Request:
List the lines of this listing that hold the word "Week".

====== Records for the exercise

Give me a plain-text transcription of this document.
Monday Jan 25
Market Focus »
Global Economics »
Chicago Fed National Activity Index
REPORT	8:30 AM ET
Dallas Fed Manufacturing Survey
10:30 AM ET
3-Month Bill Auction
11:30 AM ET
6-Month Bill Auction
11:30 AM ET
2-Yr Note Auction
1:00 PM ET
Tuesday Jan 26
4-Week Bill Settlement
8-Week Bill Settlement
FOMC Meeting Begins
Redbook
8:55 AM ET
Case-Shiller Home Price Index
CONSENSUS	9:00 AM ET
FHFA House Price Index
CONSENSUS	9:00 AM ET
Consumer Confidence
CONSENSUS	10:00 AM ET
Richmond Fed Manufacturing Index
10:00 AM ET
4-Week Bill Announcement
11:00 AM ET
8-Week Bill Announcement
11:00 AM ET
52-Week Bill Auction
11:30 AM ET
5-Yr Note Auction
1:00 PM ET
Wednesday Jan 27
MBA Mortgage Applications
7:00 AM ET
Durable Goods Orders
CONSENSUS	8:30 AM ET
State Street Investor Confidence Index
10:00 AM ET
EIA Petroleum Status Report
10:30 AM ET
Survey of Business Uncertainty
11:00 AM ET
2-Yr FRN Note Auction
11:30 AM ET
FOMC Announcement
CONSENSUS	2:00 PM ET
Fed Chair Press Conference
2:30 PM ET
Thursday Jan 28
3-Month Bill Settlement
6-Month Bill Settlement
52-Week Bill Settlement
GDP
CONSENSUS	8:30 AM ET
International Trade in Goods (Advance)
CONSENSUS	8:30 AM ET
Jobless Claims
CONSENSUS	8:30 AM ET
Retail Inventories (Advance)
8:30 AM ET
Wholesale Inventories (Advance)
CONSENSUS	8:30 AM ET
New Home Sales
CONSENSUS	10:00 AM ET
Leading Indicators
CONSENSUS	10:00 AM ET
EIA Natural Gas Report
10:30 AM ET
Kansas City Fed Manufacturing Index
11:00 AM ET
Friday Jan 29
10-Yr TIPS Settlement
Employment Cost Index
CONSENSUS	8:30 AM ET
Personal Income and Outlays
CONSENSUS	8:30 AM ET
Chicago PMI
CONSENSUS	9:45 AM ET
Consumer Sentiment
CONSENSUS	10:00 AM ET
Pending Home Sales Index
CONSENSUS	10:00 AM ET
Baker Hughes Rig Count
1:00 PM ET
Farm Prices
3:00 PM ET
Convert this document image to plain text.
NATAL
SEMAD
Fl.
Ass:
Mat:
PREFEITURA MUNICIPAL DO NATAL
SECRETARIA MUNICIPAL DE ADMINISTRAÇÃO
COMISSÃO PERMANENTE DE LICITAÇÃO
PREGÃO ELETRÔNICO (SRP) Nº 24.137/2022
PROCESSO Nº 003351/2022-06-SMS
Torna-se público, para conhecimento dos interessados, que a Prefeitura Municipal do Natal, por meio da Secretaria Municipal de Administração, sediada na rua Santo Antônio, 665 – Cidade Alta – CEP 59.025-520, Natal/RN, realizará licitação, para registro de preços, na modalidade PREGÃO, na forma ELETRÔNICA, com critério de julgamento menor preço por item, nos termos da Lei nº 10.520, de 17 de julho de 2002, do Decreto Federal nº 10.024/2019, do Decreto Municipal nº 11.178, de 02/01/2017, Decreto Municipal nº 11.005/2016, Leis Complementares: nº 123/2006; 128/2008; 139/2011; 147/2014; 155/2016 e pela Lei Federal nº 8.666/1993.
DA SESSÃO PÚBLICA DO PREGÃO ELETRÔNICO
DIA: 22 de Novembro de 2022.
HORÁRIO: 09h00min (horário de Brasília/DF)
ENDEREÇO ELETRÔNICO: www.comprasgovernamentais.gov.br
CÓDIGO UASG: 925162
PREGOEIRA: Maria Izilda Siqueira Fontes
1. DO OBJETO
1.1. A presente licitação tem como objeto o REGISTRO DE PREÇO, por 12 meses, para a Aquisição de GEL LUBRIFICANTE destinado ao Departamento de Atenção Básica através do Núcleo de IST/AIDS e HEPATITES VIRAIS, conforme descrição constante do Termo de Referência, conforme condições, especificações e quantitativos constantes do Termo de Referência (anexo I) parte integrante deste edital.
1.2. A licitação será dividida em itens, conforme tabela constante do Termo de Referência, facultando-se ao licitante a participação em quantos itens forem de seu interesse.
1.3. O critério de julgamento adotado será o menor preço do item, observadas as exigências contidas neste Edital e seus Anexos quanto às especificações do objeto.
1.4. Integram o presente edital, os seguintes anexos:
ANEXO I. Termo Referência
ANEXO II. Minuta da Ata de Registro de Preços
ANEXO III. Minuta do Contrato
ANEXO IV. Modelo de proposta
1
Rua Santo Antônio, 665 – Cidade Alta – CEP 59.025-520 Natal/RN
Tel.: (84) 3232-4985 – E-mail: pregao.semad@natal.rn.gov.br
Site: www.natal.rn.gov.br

============

Result of the exercise:
4-Week Bill Settlement
8-Week Bill Settlement
4-Week Bill Announcement
8-Week Bill Announcement
52-Week Bill Auction
52-Week Bill Settlement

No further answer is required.